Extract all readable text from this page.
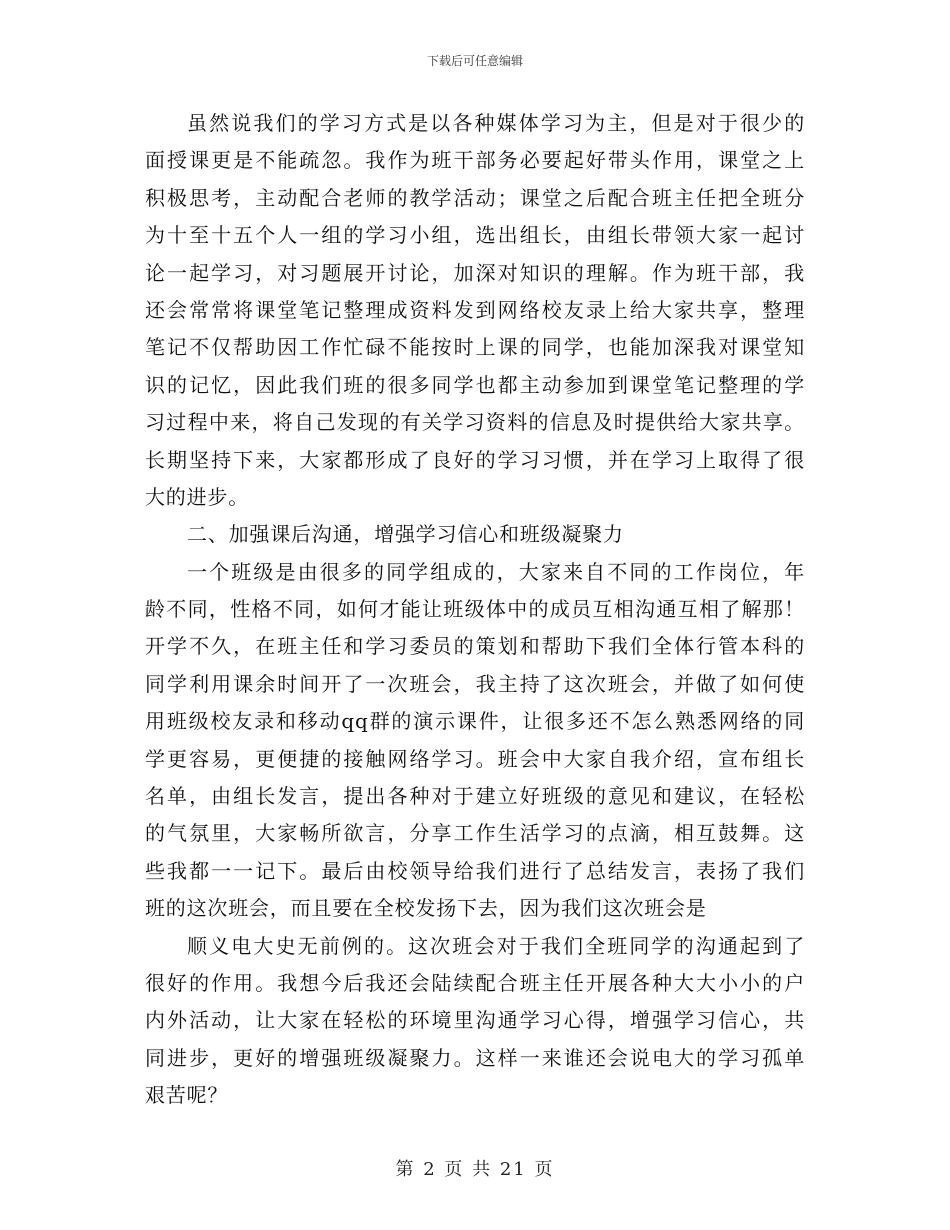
下载后可任意编辑
虽然说我们的学习方式是以各种媒体学习为主，但是对于很少的
面授课更是不能疏忽。我作为班干部务必要起好带头作用，课堂之上
积极思考，主动配合老师的教学活动；课堂之后配合班主任把全班分
为十至十五个人一组的学习小组，选出组长，由组长带领大家一起讨
论一起学习，对习题展开讨论，加深对知识的理解。作为班干部，我
还会常常将课堂笔记整理成资料发到网络校友录上给大家共享，整理
笔记不仅帮助因工作忙碌不能按时上课的同学，也能加深我对课堂知
识的记忆，因此我们班的很多同学也都主动参加到课堂笔记整理的学
习过程中来，将自己发现的有关学习资料的信息及时提供给大家共享。
长期坚持下来，大家都形成了良好的学习习惯，并在学习上取得了很
大的进步。
二、加强课后沟通，增强学习信心和班级凝聚力
一个班级是由很多的同学组成的，大家来自不同的工作岗位，年
龄不同，性格不同，如何才能让班级体中的成员互相沟通互相了解那！
开学不久，在班主任和学习委员的策划和帮助下我们全体行管本科的
同学利用课余时间开了一次班会，我主持了这次班会，并做了如何使
用班级校友录和移动qq群的演示课件，让很多还不怎么熟悉网络的同
学更容易，更便捷的接触网络学习。班会中大家自我介绍，宣布组长
名单，由组长发言，提出各种对于建立好班级的意见和建议，在轻松
的气氛里，大家畅所欲言，分享工作生活学习的点滴，相互鼓舞。这
些我都一一记下。最后由校领导给我们进行了总结发言，表扬了我们
班的这次班会，而且要在全校发扬下去，因为我们这次班会是
顺义电大史无前例的。这次班会对于我们全班同学的沟通起到了
很好的作用。我想今后我还会陆续配合班主任开展各种大大小小的户
内外活动，让大家在轻松的环境里沟通学习心得，增强学习信心，共
同进步，更好的增强班级凝聚力。这样一来谁还会说电大的学习孤单
艰苦呢？
第 2 页 共 21 页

▬▬▬▬▬▬

» Aim of the task: Without the pictures, print the whole listing exactly as given.

» Result:
Extract all readable text from this page.
下载后可任意编辑
虽然说我们的学习方式是以各种媒体学习为主，但是对于很少的
面授课更是不能疏忽。我作为班干部务必要起好带头作用，课堂之上
积极思考，主动配合老师的教学活动；课堂之后配合班主任把全班分
为十至十五个人一组的学习小组，选出组长，由组长带领大家一起讨
论一起学习，对习题展开讨论，加深对知识的理解。作为班干部，我
还会常常将课堂笔记整理成资料发到网络校友录上给大家共享，整理
笔记不仅帮助因工作忙碌不能按时上课的同学，也能加深我对课堂知
识的记忆，因此我们班的很多同学也都主动参加到课堂笔记整理的学
习过程中来，将自己发现的有关学习资料的信息及时提供给大家共享。
长期坚持下来，大家都形成了良好的学习习惯，并在学习上取得了很
大的进步。
二、加强课后沟通，增强学习信心和班级凝聚力
一个班级是由很多的同学组成的，大家来自不同的工作岗位，年
龄不同，性格不同，如何才能让班级体中的成员互相沟通互相了解那！
开学不久，在班主任和学习委员的策划和帮助下我们全体行管本科的
同学利用课余时间开了一次班会，我主持了这次班会，并做了如何使
用班级校友录和移动qq群的演示课件，让很多还不怎么熟悉网络的同
学更容易，更便捷的接触网络学习。班会中大家自我介绍，宣布组长
名单，由组长发言，提出各种对于建立好班级的意见和建议，在轻松
的气氛里，大家畅所欲言，分享工作生活学习的点滴，相互鼓舞。这
些我都一一记下。最后由校领导给我们进行了总结发言，表扬了我们
班的这次班会，而且要在全校发扬下去，因为我们这次班会是
顺义电大史无前例的。这次班会对于我们全班同学的沟通起到了
很好的作用。我想今后我还会陆续配合班主任开展各种大大小小的户
内外活动，让大家在轻松的环境里沟通学习心得，增强学习信心，共
同进步，更好的增强班级凝聚力。这样一来谁还会说电大的学习孤单
艰苦呢？
第 2 页 共 21 页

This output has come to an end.